Copy out all lines of the records in which the word "Размер" appears.
** START DATA ROWS **
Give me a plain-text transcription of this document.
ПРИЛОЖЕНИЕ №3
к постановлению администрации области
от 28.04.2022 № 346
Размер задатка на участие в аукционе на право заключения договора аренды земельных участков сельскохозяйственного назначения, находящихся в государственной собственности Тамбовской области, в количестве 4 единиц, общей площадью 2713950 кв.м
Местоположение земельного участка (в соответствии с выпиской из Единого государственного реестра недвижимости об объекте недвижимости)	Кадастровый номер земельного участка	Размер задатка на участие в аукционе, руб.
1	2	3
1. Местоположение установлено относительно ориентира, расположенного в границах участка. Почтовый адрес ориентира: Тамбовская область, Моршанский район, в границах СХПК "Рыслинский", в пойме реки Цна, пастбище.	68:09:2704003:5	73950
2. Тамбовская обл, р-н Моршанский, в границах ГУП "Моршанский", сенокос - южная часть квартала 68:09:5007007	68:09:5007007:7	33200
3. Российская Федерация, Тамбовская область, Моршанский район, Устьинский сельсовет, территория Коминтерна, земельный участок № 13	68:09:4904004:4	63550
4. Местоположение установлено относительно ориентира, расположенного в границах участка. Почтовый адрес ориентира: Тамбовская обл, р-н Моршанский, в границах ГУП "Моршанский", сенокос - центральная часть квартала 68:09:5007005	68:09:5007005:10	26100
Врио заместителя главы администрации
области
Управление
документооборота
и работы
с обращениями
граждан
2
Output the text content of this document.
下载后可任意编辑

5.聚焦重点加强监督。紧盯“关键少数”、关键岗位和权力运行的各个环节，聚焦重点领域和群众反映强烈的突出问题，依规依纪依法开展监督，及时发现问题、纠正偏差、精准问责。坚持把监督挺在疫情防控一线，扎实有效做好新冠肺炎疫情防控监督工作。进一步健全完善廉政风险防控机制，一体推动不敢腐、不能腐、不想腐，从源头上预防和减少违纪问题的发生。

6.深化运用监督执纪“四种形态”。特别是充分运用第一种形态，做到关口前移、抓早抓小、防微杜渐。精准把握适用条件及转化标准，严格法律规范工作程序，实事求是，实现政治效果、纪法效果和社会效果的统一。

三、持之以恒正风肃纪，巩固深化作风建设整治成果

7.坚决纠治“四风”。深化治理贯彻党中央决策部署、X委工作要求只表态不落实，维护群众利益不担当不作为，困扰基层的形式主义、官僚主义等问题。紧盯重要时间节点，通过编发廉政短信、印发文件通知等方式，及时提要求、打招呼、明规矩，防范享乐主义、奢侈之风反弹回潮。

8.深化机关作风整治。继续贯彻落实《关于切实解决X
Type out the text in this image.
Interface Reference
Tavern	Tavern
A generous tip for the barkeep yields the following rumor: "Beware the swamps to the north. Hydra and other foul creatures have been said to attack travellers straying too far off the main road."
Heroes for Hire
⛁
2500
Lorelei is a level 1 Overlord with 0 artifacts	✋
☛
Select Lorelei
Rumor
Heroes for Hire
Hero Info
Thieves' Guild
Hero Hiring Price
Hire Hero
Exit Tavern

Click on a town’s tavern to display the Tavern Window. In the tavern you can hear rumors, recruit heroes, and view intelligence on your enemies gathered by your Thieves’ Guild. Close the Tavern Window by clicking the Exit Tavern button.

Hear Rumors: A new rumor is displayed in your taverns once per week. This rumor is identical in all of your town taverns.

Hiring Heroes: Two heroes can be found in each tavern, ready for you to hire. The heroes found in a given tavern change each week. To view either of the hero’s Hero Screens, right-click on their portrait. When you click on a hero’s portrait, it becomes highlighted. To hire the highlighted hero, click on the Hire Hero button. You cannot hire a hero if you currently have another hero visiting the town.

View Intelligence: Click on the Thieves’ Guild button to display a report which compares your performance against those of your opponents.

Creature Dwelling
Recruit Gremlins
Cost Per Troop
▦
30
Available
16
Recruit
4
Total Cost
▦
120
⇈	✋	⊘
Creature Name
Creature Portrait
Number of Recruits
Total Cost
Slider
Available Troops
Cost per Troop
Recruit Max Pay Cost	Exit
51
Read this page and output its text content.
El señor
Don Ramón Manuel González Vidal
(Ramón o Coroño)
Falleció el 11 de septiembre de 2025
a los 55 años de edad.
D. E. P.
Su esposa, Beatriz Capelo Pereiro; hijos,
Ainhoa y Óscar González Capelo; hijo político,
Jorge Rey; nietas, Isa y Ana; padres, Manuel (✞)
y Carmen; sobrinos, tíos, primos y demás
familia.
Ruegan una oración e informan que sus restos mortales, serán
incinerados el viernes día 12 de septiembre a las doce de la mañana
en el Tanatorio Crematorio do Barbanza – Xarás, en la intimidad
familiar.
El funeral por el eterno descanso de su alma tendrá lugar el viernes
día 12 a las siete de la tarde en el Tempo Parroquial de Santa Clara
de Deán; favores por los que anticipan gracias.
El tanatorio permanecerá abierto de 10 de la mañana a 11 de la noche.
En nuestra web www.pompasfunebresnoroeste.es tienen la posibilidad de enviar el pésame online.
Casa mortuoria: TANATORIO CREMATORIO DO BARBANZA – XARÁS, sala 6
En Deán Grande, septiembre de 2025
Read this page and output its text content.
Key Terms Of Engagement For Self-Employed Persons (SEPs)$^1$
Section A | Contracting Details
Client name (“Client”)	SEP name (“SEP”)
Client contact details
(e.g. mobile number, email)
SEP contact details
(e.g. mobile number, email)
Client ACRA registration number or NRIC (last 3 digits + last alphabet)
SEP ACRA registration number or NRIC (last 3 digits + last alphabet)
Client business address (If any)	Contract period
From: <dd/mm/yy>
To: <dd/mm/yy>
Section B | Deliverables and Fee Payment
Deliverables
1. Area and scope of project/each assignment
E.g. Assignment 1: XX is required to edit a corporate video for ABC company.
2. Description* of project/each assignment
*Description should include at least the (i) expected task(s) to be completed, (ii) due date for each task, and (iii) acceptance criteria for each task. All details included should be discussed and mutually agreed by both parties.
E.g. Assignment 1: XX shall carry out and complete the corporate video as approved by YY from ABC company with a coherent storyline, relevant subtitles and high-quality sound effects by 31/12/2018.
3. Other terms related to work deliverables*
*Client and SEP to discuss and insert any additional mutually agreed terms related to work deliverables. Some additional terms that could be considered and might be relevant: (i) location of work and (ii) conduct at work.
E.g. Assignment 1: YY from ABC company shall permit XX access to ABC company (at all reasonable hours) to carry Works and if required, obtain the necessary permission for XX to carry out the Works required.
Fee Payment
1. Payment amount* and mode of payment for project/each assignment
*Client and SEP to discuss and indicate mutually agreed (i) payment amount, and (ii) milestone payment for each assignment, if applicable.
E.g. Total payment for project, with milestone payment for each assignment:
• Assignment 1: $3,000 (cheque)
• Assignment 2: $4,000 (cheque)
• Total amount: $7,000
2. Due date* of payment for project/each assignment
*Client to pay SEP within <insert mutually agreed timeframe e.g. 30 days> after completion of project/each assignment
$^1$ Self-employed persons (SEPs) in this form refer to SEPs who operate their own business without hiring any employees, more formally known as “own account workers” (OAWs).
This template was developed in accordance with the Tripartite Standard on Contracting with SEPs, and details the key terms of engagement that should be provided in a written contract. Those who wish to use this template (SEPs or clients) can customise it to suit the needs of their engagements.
** END DATA ROWS **
» **OUTPUT OF THE EXERCISE**
Размер задатка на участие в аукционе на право заключения договора аренды земельных участков сельскохозяйственного назначения, находящихся в государственной собственности Тамбовской области, в количестве 4 единиц, общей площадью 2713950 кв.м
Местоположение земельного участка (в соответствии с выпиской из Единого государственного реестра недвижимости об объекте недвижимости)	Кадастровый номер земельного участка	Размер задатка на участие в аукционе, руб.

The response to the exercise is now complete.